_WORK REQUIRED_:
Within the material below, find each line bearing the word "dans" and present it.

(Dataset items)
begin

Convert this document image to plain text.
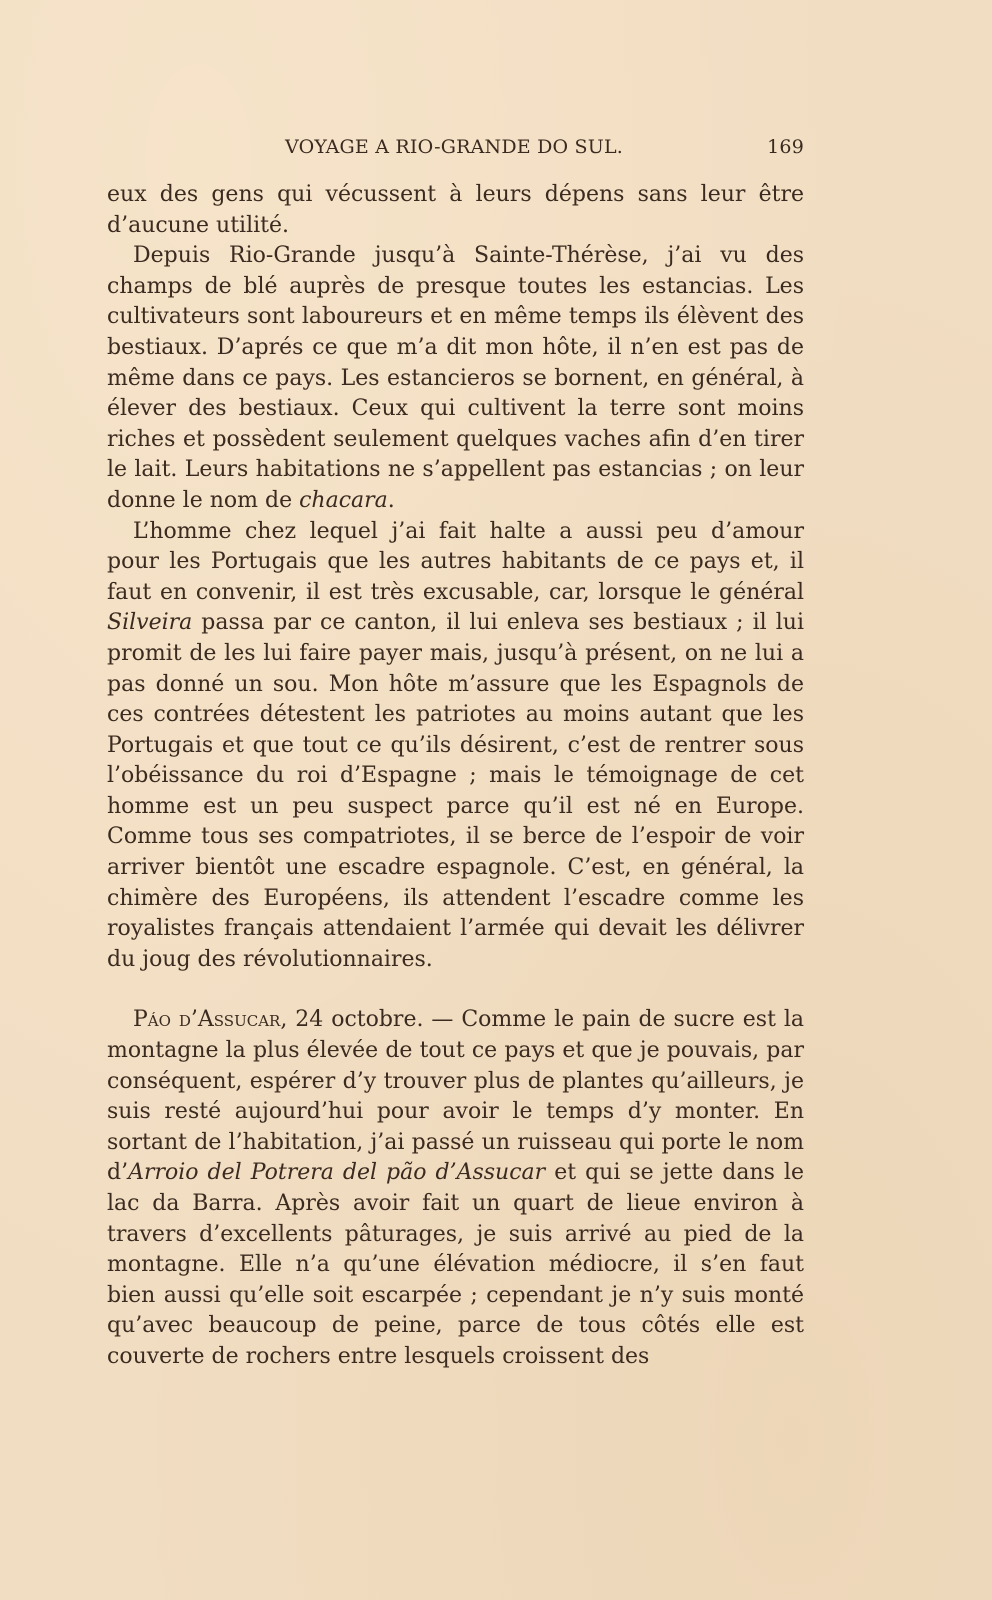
VOYAGE A RIO-GRANDE DO SUL.	169

eux des gens qui vécussent à leurs dépens sans leur être d’aucune utilité.

Depuis Rio-Grande jusqu’à Sainte-Thérèse, j’ai vu des champs de blé auprès de presque toutes les estancias. Les cultivateurs sont laboureurs et en même temps ils élèvent des bestiaux. D’aprés ce que m’a dit mon hôte, il n’en est pas de même dans ce pays. Les estancieros se bornent, en général, à élever des bestiaux. Ceux qui cultivent la terre sont moins riches et possèdent seulement quelques vaches afin d’en tirer le lait. Leurs habitations ne s’appellent pas estancias ; on leur donne le nom de chacara.

L’homme chez lequel j’ai fait halte a aussi peu d’amour pour les Portugais que les autres habitants de ce pays et, il faut en convenir, il est très excusable, car, lorsque le général Silveira passa par ce canton, il lui enleva ses bestiaux ; il lui promit de les lui faire payer mais, jusqu’à présent, on ne lui a pas donné un sou. Mon hôte m’assure que les Espagnols de ces contrées détestent les patriotes au moins autant que les Portugais et que tout ce qu’ils désirent, c’est de rentrer sous l’obéissance du roi d’Espagne ; mais le témoignage de cet homme est un peu suspect parce qu’il est né en Europe. Comme tous ses compatriotes, il se berce de l’espoir de voir arriver bientôt une escadre espagnole. C’est, en général, la chimère des Européens, ils attendent l’escadre comme les royalistes français attendaient l’armée qui devait les délivrer du joug des révolutionnaires.

Páo d’Assucar, 24 octobre. — Comme le pain de sucre est la montagne la plus élevée de tout ce pays et que je pouvais, par conséquent, espérer d’y trouver plus de plantes qu’ailleurs, je suis resté aujourd’hui pour avoir le temps d’y monter. En sortant de l’habitation, j’ai passé un ruisseau qui porte le nom d’Arroio del Potrera del pão d’Assucar et qui se jette dans le lac da Barra. Après avoir fait un quart de lieue environ à travers d’excellents pâturages, je suis arrivé au pied de la montagne. Elle n’a qu’une élévation médiocre, il s’en faut bien aussi qu’elle soit escarpée ; cependant je n’y suis monté qu’avec beaucoup de peine, parce de tous côtés elle est couverte de rochers entre lesquels croissent des
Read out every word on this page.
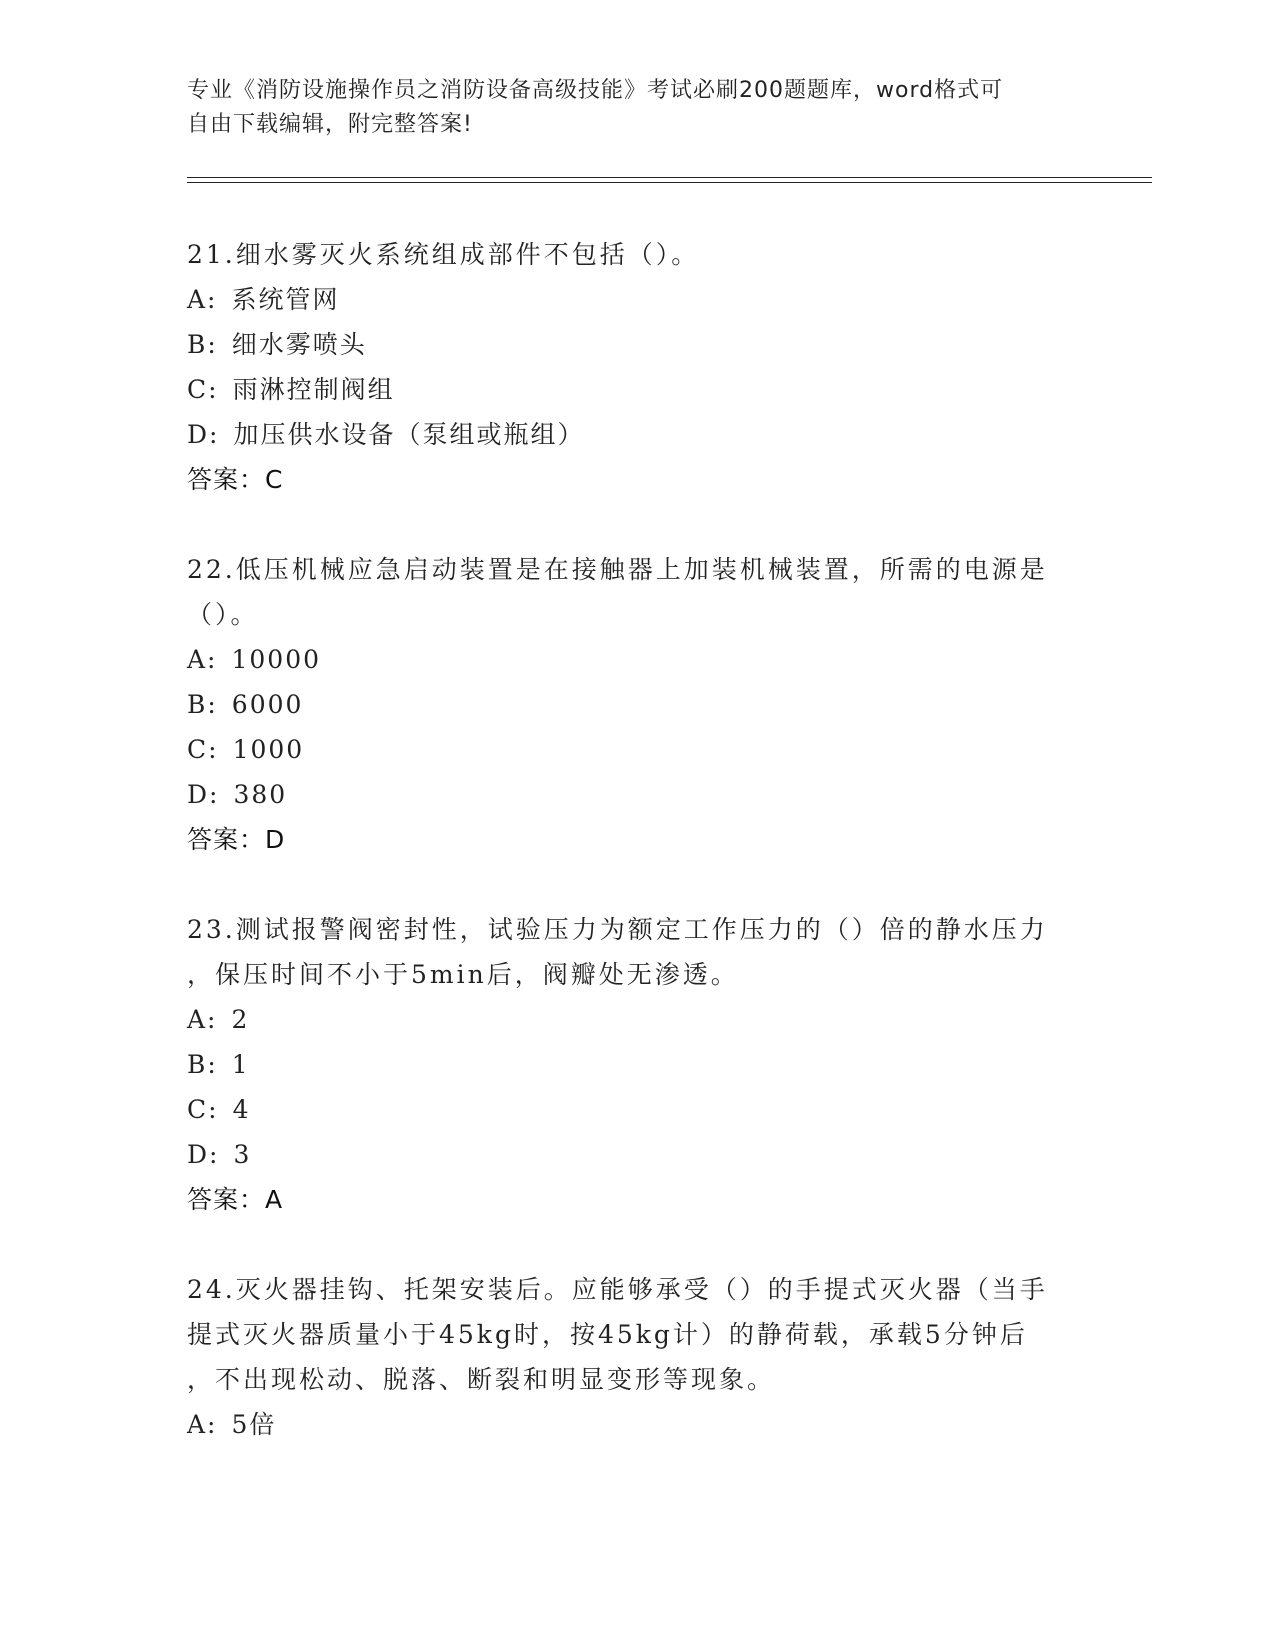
专业《消防设施操作员之消防设备高级技能》考试必刷200题题库，word格式可
自由下载编辑，附完整答案!

21.细水雾灭火系统组成部件不包括（）。

A: 系统管网

B: 细水雾喷头

C: 雨淋控制阀组

D: 加压供水设备（泵组或瓶组）

答案：C

22.低压机械应急启动装置是在接触器上加装机械装置，所需的电源是

（）。

A: 10000

B: 6000

C: 1000

D: 380

答案：D

23.测试报警阀密封性，试验压力为额定工作压力的（）倍的静水压力

，保压时间不小于5min后，阀瓣处无渗透。

A: 2

B: 1

C: 4

D: 3

答案：A

24.灭火器挂钩、托架安装后。应能够承受（）的手提式灭火器（当手

提式灭火器质量小于45kg时，按45kg计）的静荷载，承载5分钟后

，不出现松动、脱落、断裂和明显变形等现象。

A: 5倍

end

_COMPLETE ANSWER_:
Depuis Rio-Grande jusqu’à Sainte-Thérèse, j’ai vu des champs de blé auprès de presque toutes les estancias. Les cultivateurs sont laboureurs et en même temps ils élèvent des bestiaux. D’aprés ce que m’a dit mon hôte, il n’en est pas de même dans ce pays. Les estancieros se bornent, en général, à élever des bestiaux. Ceux qui cultivent la terre sont moins riches et possèdent seulement quelques vaches afin d’en tirer le lait. Leurs habitations ne s’appellent pas estancias ; on leur donne le nom de chacara.
Páo d’Assucar, 24 octobre. — Comme le pain de sucre est la montagne la plus élevée de tout ce pays et que je pouvais, par conséquent, espérer d’y trouver plus de plantes qu’ailleurs, je suis resté aujourd’hui pour avoir le temps d’y monter. En sortant de l’habitation, j’ai passé un ruisseau qui porte le nom d’Arroio del Potrera del pão d’Assucar et qui se jette dans le lac da Barra. Après avoir fait un quart de lieue environ à travers d’excellents pâturages, je suis arrivé au pied de la montagne. Elle n’a qu’une élévation médiocre, il s’en faut bien aussi qu’elle soit escarpée ; cependant je n’y suis monté qu’avec beaucoup de peine, parce de tous côtés elle est couverte de rochers entre lesquels croissent des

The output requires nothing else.